▸ DIRECTION:
Write the records out again exactly, leaving no images in.

▸ A block of data:
** start **

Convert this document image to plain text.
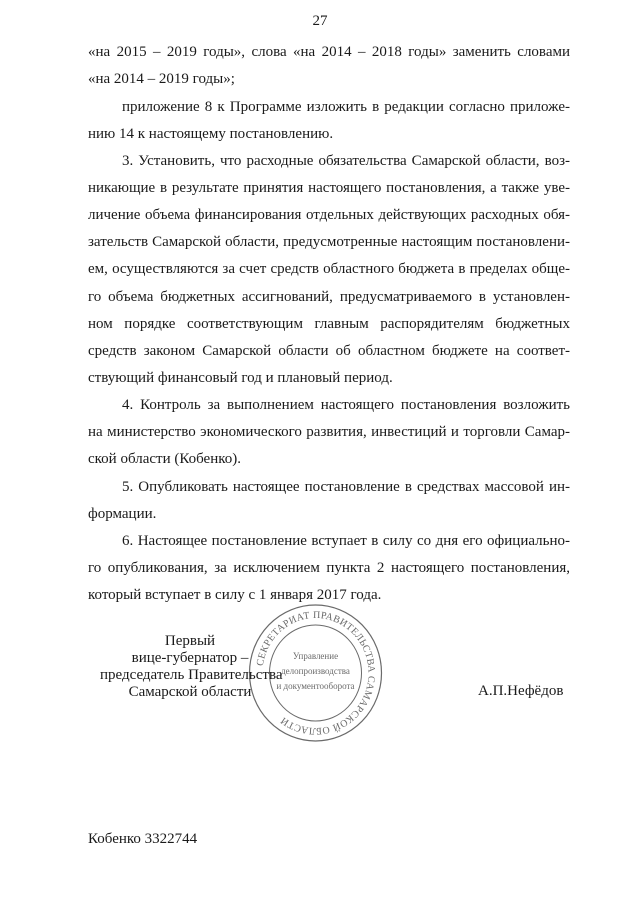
27
«на 2015 – 2019 годы», слова «на 2014 – 2018 годы» заменить словами
«на 2014 – 2019 годы»;
приложение 8 к Программе изложить в редакции согласно приложе-
нию 14 к настоящему постановлению.
3. Установить, что расходные обязательства Самарской области, воз-
никающие в результате принятия настоящего постановления, а также уве-
личение объема финансирования отдельных действующих расходных обя-
зательств Самарской области, предусмотренные настоящим постановлени-
ем, осуществляются за счет средств областного бюджета в пределах обще-
го объема бюджетных ассигнований, предусматриваемого в установлен-
ном порядке соответствующим главным распорядителям бюджетных
средств законом Самарской области об областном бюджете на соответ-
ствующий финансовый год и плановый период.
4. Контроль за выполнением настоящего постановления возложить
на министерство экономического развития, инвестиций и торговли Самар-
ской области (Кобенко).
5. Опубликовать настоящее постановление в средствах массовой ин-
формации.
6. Настоящее постановление вступает в силу со дня его официально-
го опубликования, за исключением пункта 2 настоящего постановления,
который вступает в силу с 1 января 2017 года.
СЕКРЕТАРИАТ ПРАВИТЕЛЬСТВА САМАРСКОЙ ОБЛАСТИ
Управление
делопроизводства
и документооборота
Первый
вице-губернатор –
председатель Правительства
Самарской области	А.П.Нефёдов
Кобенко 3322744
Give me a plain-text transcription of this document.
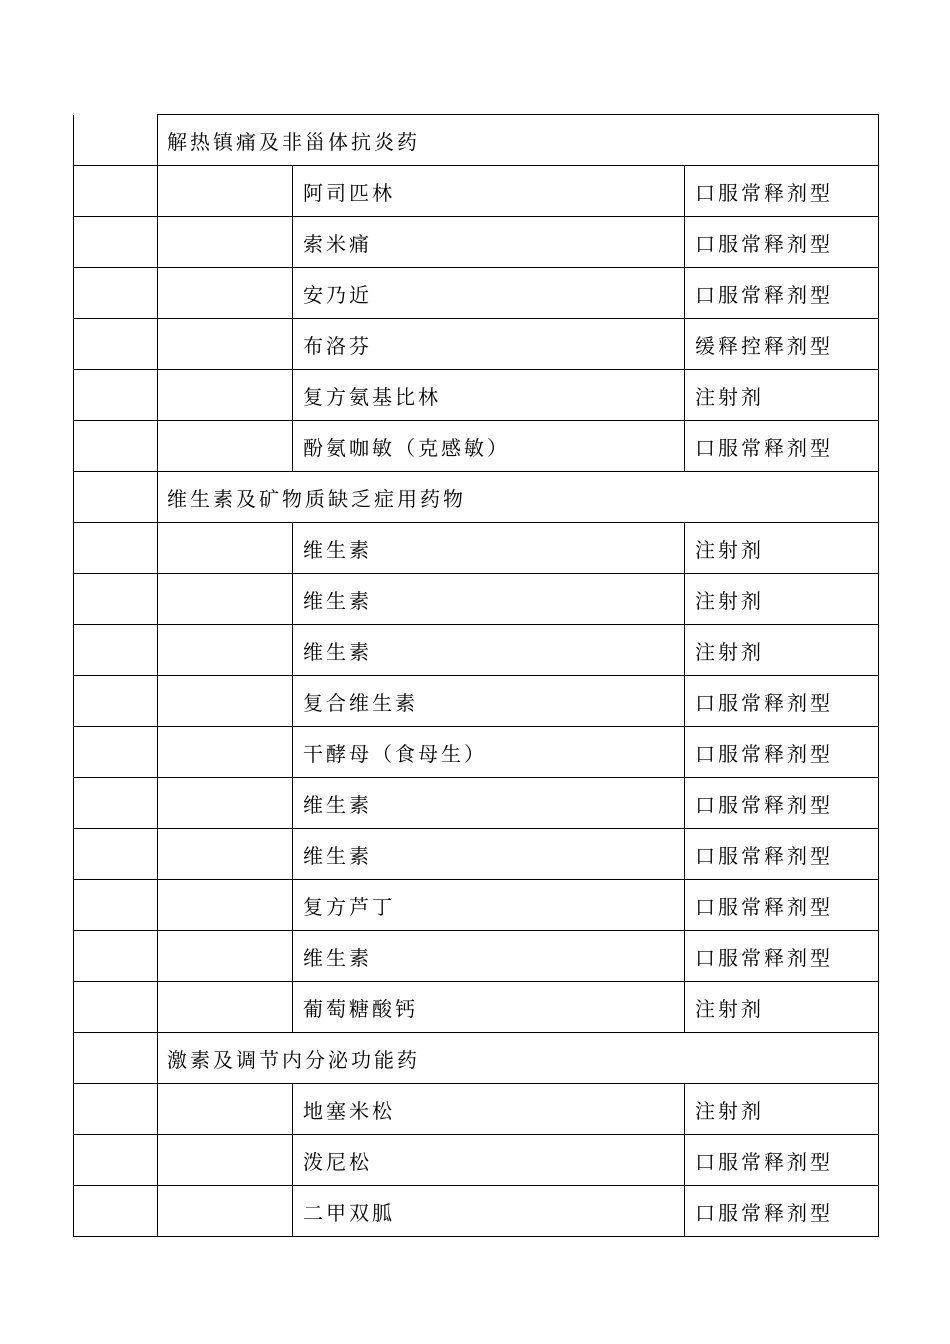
	解热镇痛及非甾体抗炎药		
		阿司匹林	口服常释剂型
		索米痛	口服常释剂型
		安乃近	口服常释剂型
		布洛芬	缓释控释剂型
		复方氨基比林	注射剂
		酚氨咖敏（克感敏）	口服常释剂型
	维生素及矿物质缺乏症用药物		
		维生素	注射剂
		维生素	注射剂
		维生素	注射剂
		复合维生素	口服常释剂型
		干酵母（食母生）	口服常释剂型
		维生素	口服常释剂型
		维生素	口服常释剂型
		复方芦丁	口服常释剂型
		维生素	口服常释剂型
		葡萄糖酸钙	注射剂
	激素及调节内分泌功能药		
		地塞米松	注射剂
		泼尼松	口服常释剂型
		二甲双胍	口服常释剂型
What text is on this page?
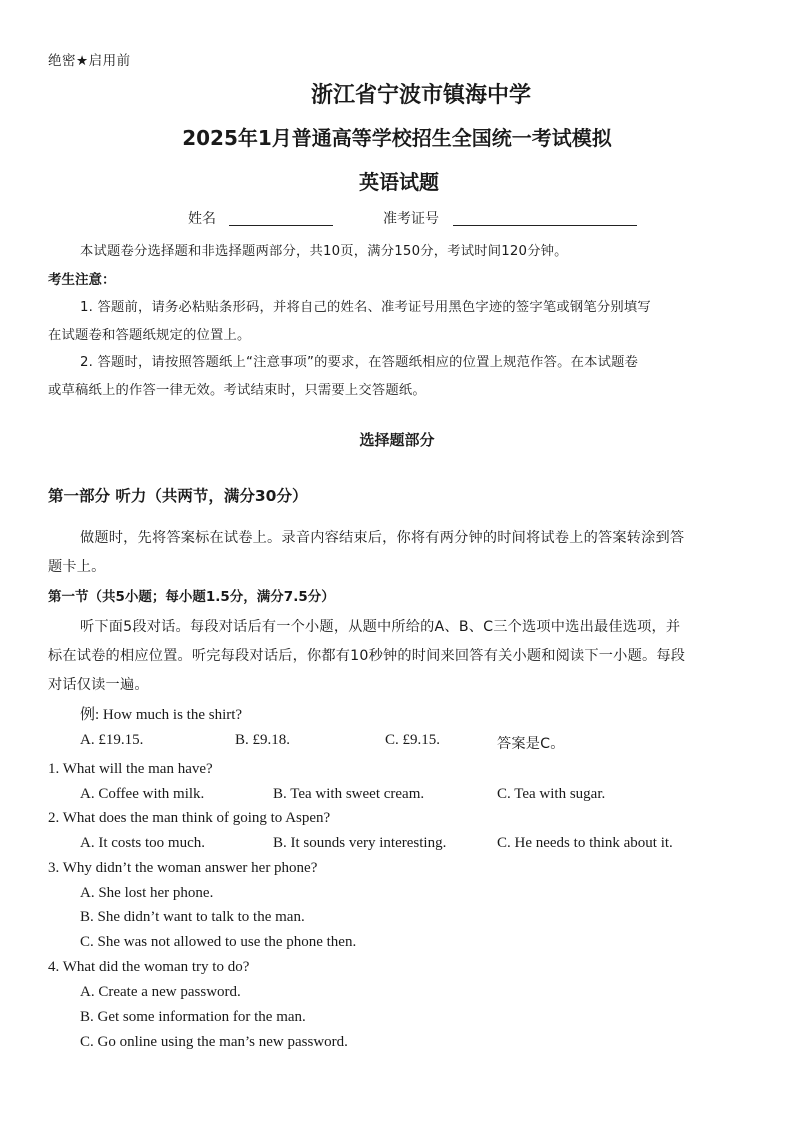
绝密★启用前
浙江省宁波市镇海中学
2025年1月普通高等学校招生全国统一考试模拟
英语试题
姓名	准考证号
本试题卷分选择题和非选择题两部分，共10页，满分150分，考试时间120分钟。
考生注意：
1. 答题前，请务必粘贴条形码，并将自己的姓名、准考证号用黑色字迹的签字笔或钢笔分别填写
在试题卷和答题纸规定的位置上。
2. 答题时，请按照答题纸上“注意事项”的要求，在答题纸相应的位置上规范作答。在本试题卷
或草稿纸上的作答一律无效。考试结束时，只需要上交答题纸。
选择题部分
第一部分 听力（共两节，满分30分）
做题时，先将答案标在试卷上。录音内容结束后，你将有两分钟的时间将试卷上的答案转涂到答
题卡上。
第一节（共5小题；每小题1.5分，满分7.5分）
听下面5段对话。每段对话后有一个小题，从题中所给的A、B、C三个选项中选出最佳选项，并
标在试卷的相应位置。听完每段对话后，你都有10秒钟的时间来回答有关小题和阅读下一小题。每段
对话仅读一遍。
例: How much is the shirt?
A. £19.15.	B. £9.18.	C. £9.15.	答案是C。
1. What will the man have?
A. Coffee with milk.	B. Tea with sweet cream.	C. Tea with sugar.
2. What does the man think of going to Aspen?
A. It costs too much.	B. It sounds very interesting.	C. He needs to think about it.
3. Why didn’t the woman answer her phone?
A. She lost her phone.
B. She didn’t want to talk to the man.
C. She was not allowed to use the phone then.
4. What did the woman try to do?
A. Create a new password.
B. Get some information for the man.
C. Go online using the man’s new password.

** end **

▸ REPLY TO THE TASK:
Convert this document image to plain text.
27
«на 2015 – 2019 годы», слова «на 2014 – 2018 годы» заменить словами
«на 2014 – 2019 годы»;
приложение 8 к Программе изложить в редакции согласно приложе-
нию 14 к настоящему постановлению.
3. Установить, что расходные обязательства Самарской области, воз-
никающие в результате принятия настоящего постановления, а также уве-
личение объема финансирования отдельных действующих расходных обя-
зательств Самарской области, предусмотренные настоящим постановлени-
ем, осуществляются за счет средств областного бюджета в пределах обще-
го объема бюджетных ассигнований, предусматриваемого в установлен-
ном порядке соответствующим главным распорядителям бюджетных
средств законом Самарской области об областном бюджете на соответ-
ствующий финансовый год и плановый период.
4. Контроль за выполнением настоящего постановления возложить
на министерство экономического развития, инвестиций и торговли Самар-
ской области (Кобенко).
5. Опубликовать настоящее постановление в средствах массовой ин-
формации.
6. Настоящее постановление вступает в силу со дня его официально-
го опубликования, за исключением пункта 2 настоящего постановления,
который вступает в силу с 1 января 2017 года.
СЕКРЕТАРИАТ ПРАВИТЕЛЬСТВА САМАРСКОЙ ОБЛАСТИ
Управление
делопроизводства
и документооборота
Первый
вице-губернатор –
председатель Правительства
Самарской области	А.П.Нефёдов
Кобенко 3322744
Give me a plain-text transcription of this document.
	解热镇痛及非甾体抗炎药		
		阿司匹林	口服常释剂型
		索米痛	口服常释剂型
		安乃近	口服常释剂型
		布洛芬	缓释控释剂型
		复方氨基比林	注射剂
		酚氨咖敏（克感敏）	口服常释剂型
	维生素及矿物质缺乏症用药物		
		维生素	注射剂
		维生素	注射剂
		维生素	注射剂
		复合维生素	口服常释剂型
		干酵母（食母生）	口服常释剂型
		维生素	口服常释剂型
		维生素	口服常释剂型
		复方芦丁	口服常释剂型
		维生素	口服常释剂型
		葡萄糖酸钙	注射剂
	激素及调节内分泌功能药		
		地塞米松	注射剂
		泼尼松	口服常释剂型
		二甲双胍	口服常释剂型
What text is on this page?
绝密★启用前
浙江省宁波市镇海中学
2025年1月普通高等学校招生全国统一考试模拟
英语试题
姓名	准考证号
本试题卷分选择题和非选择题两部分，共10页，满分150分，考试时间120分钟。
考生注意：
1. 答题前，请务必粘贴条形码，并将自己的姓名、准考证号用黑色字迹的签字笔或钢笔分别填写
在试题卷和答题纸规定的位置上。
2. 答题时，请按照答题纸上“注意事项”的要求，在答题纸相应的位置上规范作答。在本试题卷
或草稿纸上的作答一律无效。考试结束时，只需要上交答题纸。
选择题部分
第一部分 听力（共两节，满分30分）
做题时，先将答案标在试卷上。录音内容结束后，你将有两分钟的时间将试卷上的答案转涂到答
题卡上。
第一节（共5小题；每小题1.5分，满分7.5分）
听下面5段对话。每段对话后有一个小题，从题中所给的A、B、C三个选项中选出最佳选项，并
标在试卷的相应位置。听完每段对话后，你都有10秒钟的时间来回答有关小题和阅读下一小题。每段
对话仅读一遍。
例: How much is the shirt?
A. £19.15.	B. £9.18.	C. £9.15.	答案是C。
1. What will the man have?
A. Coffee with milk.	B. Tea with sweet cream.	C. Tea with sugar.
2. What does the man think of going to Aspen?
A. It costs too much.	B. It sounds very interesting.	C. He needs to think about it.
3. Why didn’t the woman answer her phone?
A. She lost her phone.
B. She didn’t want to talk to the man.
C. She was not allowed to use the phone then.
4. What did the woman try to do?
A. Create a new password.
B. Get some information for the man.
C. Go online using the man’s new password.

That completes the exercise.